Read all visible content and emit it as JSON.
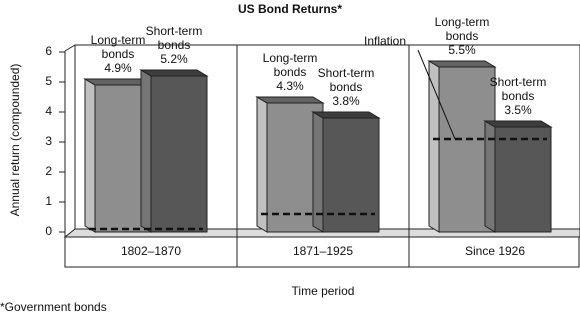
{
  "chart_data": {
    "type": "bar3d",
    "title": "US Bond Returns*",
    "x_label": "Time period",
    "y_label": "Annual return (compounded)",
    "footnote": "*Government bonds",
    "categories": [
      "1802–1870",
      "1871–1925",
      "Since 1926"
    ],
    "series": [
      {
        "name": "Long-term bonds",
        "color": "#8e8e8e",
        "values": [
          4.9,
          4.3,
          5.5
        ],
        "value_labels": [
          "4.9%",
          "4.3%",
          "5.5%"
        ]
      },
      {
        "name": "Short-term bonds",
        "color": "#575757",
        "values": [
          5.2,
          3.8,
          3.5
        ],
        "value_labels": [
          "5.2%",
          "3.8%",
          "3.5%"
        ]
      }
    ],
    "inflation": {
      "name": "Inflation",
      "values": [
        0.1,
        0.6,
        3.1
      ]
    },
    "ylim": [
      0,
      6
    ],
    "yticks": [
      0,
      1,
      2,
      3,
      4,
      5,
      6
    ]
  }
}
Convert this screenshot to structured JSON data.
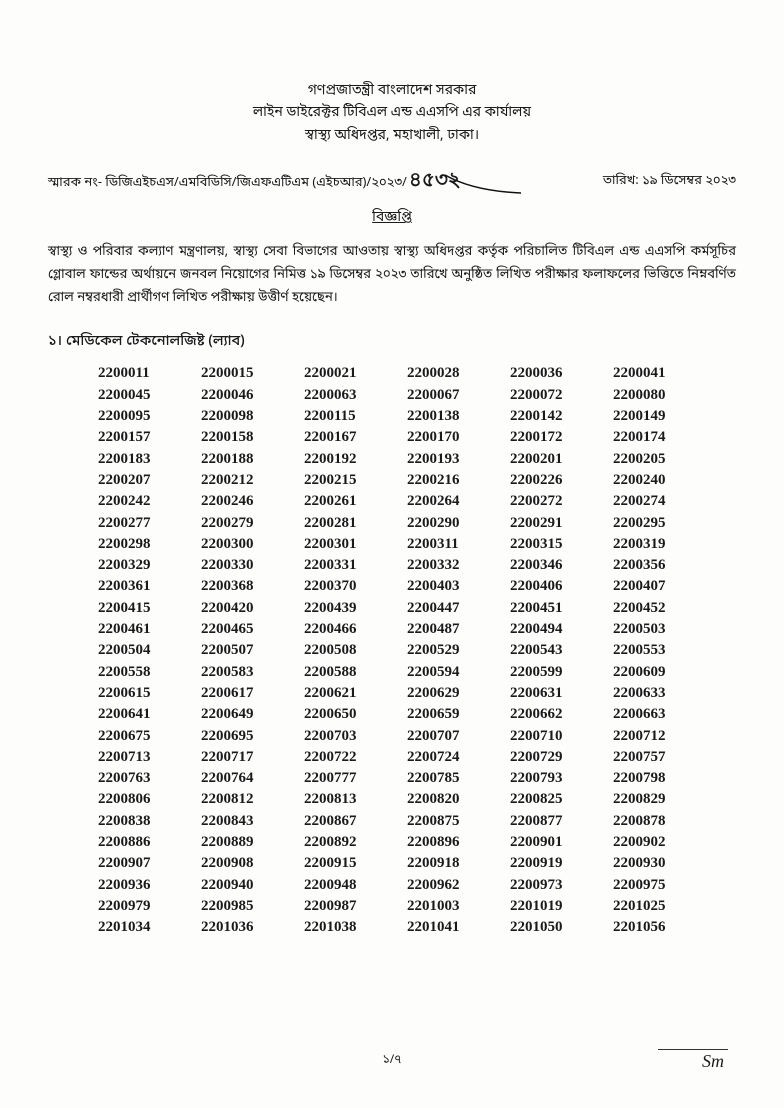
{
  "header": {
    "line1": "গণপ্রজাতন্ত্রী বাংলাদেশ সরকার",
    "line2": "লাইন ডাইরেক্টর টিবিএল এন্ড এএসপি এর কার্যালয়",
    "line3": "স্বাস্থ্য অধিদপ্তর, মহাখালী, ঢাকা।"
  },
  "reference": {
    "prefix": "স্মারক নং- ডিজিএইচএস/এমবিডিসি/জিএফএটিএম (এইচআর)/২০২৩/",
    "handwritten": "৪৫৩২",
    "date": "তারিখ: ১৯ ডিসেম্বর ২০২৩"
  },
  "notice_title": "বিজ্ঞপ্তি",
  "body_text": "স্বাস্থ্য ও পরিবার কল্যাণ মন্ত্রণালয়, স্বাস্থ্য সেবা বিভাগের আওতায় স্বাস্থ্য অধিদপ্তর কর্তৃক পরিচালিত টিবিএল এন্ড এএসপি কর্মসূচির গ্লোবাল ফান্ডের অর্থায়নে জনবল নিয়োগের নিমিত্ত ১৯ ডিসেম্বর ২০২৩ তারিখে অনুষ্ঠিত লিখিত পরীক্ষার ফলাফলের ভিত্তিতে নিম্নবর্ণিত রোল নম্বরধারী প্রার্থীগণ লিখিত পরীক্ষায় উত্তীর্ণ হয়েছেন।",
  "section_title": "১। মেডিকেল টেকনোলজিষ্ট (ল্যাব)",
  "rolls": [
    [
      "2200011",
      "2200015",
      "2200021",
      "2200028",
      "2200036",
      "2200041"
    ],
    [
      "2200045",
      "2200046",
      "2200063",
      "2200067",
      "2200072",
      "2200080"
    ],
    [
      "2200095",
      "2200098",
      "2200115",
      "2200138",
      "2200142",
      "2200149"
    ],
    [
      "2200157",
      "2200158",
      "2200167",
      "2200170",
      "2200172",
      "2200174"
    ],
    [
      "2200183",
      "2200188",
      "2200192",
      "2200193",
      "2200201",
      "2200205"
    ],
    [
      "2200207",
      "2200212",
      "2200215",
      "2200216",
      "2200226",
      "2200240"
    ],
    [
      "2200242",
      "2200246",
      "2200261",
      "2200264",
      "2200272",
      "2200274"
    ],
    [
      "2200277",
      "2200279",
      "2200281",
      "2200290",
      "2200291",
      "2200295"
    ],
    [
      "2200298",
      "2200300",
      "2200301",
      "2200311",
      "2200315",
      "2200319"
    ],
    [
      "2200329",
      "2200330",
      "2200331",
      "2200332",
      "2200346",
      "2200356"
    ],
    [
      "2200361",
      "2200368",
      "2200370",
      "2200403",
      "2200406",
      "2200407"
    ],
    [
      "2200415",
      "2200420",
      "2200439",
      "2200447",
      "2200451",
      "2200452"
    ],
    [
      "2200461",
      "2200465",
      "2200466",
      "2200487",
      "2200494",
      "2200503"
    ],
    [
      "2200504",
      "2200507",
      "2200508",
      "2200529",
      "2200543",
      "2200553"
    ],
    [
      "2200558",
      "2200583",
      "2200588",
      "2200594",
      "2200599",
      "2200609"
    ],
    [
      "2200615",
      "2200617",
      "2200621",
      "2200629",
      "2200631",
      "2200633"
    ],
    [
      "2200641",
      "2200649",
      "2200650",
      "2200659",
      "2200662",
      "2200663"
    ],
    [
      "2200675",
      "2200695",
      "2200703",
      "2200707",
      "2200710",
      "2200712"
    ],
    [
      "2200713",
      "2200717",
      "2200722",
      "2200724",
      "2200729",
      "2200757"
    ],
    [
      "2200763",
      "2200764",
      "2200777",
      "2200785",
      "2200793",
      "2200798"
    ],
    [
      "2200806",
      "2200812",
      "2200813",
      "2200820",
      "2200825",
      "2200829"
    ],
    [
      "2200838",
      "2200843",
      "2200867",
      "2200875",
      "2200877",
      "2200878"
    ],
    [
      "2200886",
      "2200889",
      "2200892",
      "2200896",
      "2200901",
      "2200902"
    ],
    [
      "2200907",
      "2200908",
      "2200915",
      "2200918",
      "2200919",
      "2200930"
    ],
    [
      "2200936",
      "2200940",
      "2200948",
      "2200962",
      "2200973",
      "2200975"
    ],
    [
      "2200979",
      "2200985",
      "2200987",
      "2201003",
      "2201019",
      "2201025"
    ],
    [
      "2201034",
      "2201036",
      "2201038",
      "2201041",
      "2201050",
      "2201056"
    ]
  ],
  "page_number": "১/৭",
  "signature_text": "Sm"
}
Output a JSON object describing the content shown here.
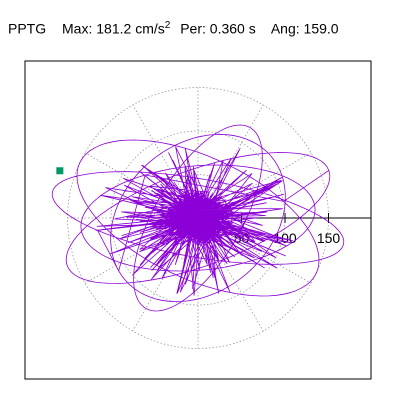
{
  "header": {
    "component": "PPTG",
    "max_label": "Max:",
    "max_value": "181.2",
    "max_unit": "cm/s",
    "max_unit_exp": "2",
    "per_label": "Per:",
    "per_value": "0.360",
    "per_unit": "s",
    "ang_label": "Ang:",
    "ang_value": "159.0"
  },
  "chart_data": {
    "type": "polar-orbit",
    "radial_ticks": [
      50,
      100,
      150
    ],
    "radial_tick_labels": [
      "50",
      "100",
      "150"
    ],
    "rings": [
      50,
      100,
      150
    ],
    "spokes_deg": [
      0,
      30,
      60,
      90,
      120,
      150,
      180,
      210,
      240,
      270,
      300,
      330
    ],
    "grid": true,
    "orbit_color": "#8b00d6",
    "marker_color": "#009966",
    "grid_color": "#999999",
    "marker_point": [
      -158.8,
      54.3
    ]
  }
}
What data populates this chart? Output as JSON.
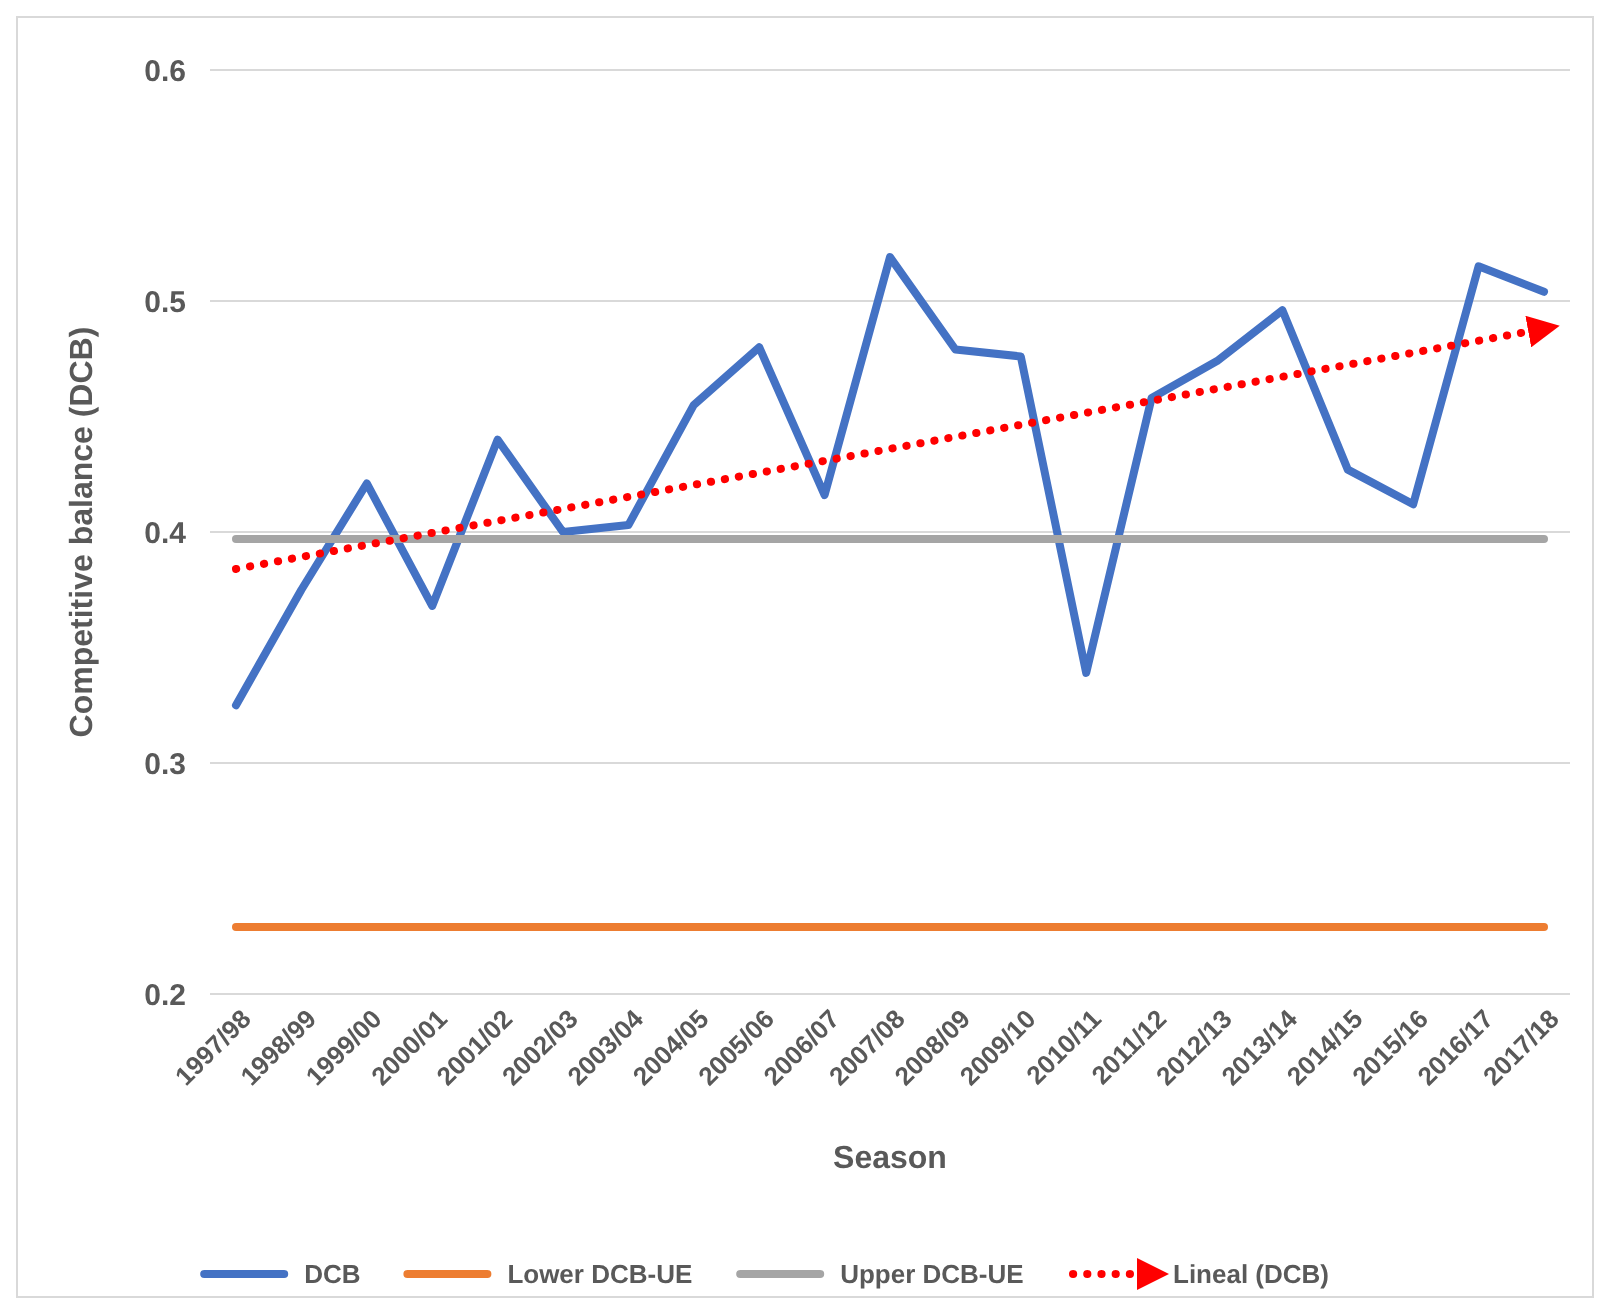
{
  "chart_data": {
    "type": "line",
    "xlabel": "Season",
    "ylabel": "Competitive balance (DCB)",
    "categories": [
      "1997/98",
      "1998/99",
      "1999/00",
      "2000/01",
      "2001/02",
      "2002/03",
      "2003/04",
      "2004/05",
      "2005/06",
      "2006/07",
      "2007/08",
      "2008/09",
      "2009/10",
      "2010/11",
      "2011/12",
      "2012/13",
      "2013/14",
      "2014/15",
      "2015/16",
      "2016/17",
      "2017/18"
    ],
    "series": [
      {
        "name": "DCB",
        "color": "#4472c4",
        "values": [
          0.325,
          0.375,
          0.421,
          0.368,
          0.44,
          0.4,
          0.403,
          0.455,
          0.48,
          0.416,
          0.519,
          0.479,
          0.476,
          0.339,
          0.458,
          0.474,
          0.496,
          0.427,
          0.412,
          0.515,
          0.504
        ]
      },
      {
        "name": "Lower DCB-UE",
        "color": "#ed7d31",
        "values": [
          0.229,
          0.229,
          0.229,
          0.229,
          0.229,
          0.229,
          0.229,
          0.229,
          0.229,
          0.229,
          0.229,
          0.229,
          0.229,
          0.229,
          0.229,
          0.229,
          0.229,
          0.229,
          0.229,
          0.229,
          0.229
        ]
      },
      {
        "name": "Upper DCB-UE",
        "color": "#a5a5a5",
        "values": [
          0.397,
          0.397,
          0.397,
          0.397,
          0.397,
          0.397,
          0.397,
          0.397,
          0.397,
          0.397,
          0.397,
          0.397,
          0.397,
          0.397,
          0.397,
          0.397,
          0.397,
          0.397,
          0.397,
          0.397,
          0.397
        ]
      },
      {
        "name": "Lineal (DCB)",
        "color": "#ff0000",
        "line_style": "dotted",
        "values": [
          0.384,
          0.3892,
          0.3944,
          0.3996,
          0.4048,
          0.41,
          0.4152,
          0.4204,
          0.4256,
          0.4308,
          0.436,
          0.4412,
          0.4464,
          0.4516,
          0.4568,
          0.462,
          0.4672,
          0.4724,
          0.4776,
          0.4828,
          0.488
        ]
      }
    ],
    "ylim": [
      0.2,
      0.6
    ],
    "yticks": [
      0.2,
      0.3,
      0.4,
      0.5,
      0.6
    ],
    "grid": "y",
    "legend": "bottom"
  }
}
=====
**To do**
Tell how many lines in the material above include the word "JSON", giving the number only.

**Task response**
4